**EXERCISE PROMPT:**
Swap "taskbar" for "dock" in the stretch from the line that contains "- envelope-icon[interactable]: ✉: [867, 60, 887, 80]" through the end of the entries, and return only those lines with everything else unchanged.

[Region boundary data]
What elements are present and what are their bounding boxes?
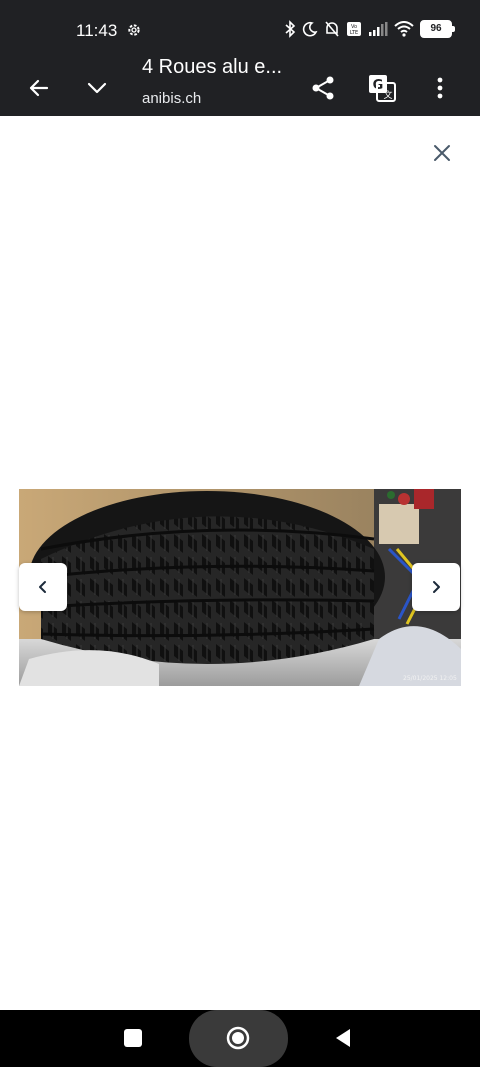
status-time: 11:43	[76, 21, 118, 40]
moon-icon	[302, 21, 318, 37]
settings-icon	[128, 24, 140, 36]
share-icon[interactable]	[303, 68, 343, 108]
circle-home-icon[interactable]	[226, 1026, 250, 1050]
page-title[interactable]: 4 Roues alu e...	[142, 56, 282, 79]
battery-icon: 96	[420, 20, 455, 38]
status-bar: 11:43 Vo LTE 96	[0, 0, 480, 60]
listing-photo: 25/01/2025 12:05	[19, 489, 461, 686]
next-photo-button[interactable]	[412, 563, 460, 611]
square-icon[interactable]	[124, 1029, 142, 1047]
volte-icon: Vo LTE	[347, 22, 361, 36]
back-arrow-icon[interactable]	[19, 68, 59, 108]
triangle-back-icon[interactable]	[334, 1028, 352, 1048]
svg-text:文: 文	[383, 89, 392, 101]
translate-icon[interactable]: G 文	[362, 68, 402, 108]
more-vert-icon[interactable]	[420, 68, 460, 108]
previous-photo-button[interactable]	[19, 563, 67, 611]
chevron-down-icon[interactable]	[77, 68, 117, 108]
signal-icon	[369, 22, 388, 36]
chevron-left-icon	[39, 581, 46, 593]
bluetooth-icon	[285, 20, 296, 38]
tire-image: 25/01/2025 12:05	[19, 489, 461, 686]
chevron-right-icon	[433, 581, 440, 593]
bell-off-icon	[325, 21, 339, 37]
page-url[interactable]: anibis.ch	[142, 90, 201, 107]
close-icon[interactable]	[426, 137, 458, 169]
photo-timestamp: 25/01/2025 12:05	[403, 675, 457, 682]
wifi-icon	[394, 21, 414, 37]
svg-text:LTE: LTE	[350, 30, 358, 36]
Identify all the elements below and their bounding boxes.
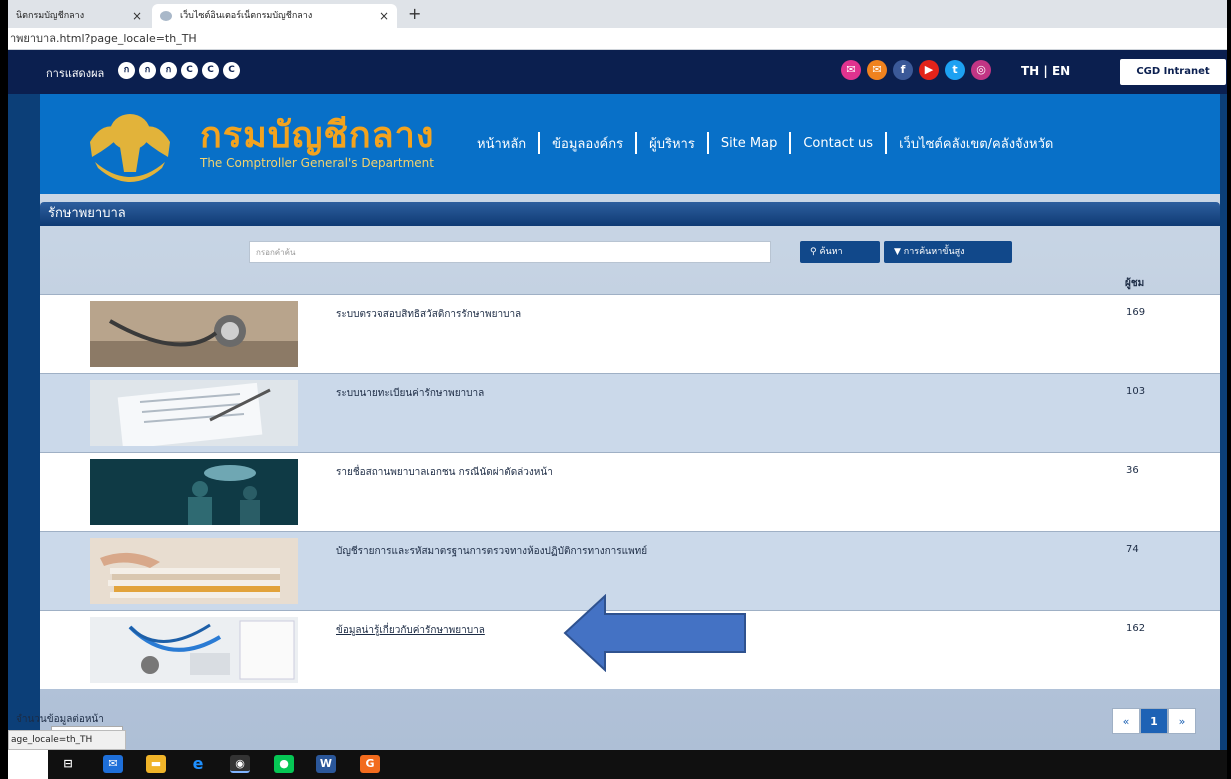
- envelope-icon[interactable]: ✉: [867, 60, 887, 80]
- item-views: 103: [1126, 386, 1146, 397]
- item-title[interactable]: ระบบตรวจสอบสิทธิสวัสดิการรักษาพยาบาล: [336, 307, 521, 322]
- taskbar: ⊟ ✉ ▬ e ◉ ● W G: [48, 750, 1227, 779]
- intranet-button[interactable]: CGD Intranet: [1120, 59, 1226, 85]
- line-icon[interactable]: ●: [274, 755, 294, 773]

**TASK RESPONSE:**
- envelope-icon[interactable]: ✉: [867, 60, 887, 80]
- item-views: 103: [1126, 386, 1146, 397]
- item-title[interactable]: ระบบตรวจสอบสิทธิสวัสดิการรักษาพยาบาล: [336, 307, 521, 322]
- dock: ⊟ ✉ ▬ e ◉ ● W G: [48, 750, 1227, 779]
- intranet-button[interactable]: CGD Intranet: [1120, 59, 1226, 85]
- line-icon[interactable]: ●: [274, 755, 294, 773]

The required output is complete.